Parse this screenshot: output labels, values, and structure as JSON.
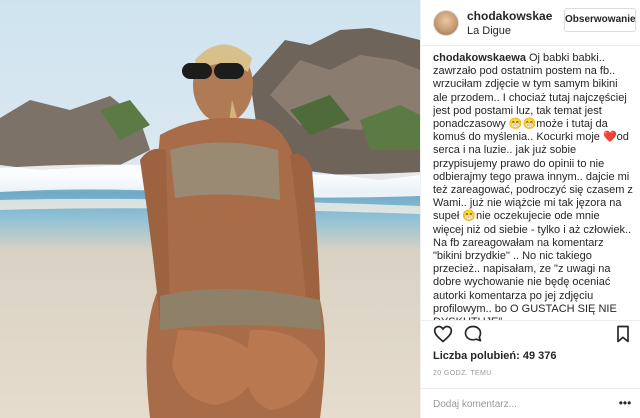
{
  "post": {
    "username": "chodakowskaewa",
    "username_truncated": "chodakowskae",
    "location": "La Digue",
    "follow_label": "Obserwowanie",
    "caption_text": " Oj babki babki.. zawrzało pod ostatnim postem na fb.. wrzuciłam zdjęcie w tym samym bikini ale przodem.. I chociaż tutaj najczęściej jest pod postami luz, tak temat jest ponadczasowy 😁😁może i tutaj da komuś do myślenia.. Kocurki moje ❤️od serca i na luzie.. jak już sobie przypisujemy prawo do opinii to nie odbierajmy tego prawa innym.. dajcie mi też zareagować, podroczyć się czasem z Wami.. już nie wiążcie mi tak jęzora na supeł 😁nie oczekujecie ode mnie więcej niż od siebie - tylko i aż człowiek.. Na fb zareagowałam na komentarz \"bikini brzydkie\" .. No nic takiego przecież.. napisałam, ze \"z uwagi na dobre wychowanie nie będę oceniać autorki komentarza po jej zdjęciu profilowym.. bo O GUSTACH SIĘ NIE DYSKUTUJE\"",
    "likes_label": "Liczba polubień: 49 376",
    "timestamp": "20 GODZ. TEMU",
    "comment_placeholder": "Dodaj komentarz...",
    "more_glyph": "•••"
  },
  "icons": {
    "like": "heart-outline-icon",
    "comment": "speech-bubble-icon",
    "save": "bookmark-icon",
    "more": "more-options-icon"
  },
  "colors": {
    "text": "#262626",
    "muted": "#999999",
    "border": "#dbdbdb",
    "divider": "#efefef"
  }
}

:::

_Aim of the exercise_. From the entries above, select each line containing the string "komentarz".

_Answer to the task_.
    "caption_text": " Oj babki babki.. zawrzało pod ostatnim postem na fb.. wrzuciłam zdjęcie w tym samym bikini ale przodem.. I chociaż tutaj najczęściej jest pod postami luz, tak temat jest ponadczasowy 😁😁może i tutaj da komuś do myślenia.. Kocurki moje ❤️od serca i na luzie.. jak już sobie przypisujemy prawo do opinii to nie odbierajmy tego prawa innym.. dajcie mi też zareagować, podroczyć się czasem z Wami.. już nie wiążcie mi tak jęzora na supeł 😁nie oczekujecie ode mnie więcej niż od siebie - tylko i aż człowiek.. Na fb zareagowałam na komentarz \"bikini brzydkie\" .. No nic takiego przecież.. napisałam, ze \"z uwagi na dobre wychowanie nie będę oceniać autorki komentarza po jej zdjęciu profilowym.. bo O GUSTACH SIĘ NIE DYSKUTUJE\"",
    "comment_placeholder": "Dodaj komentarz...",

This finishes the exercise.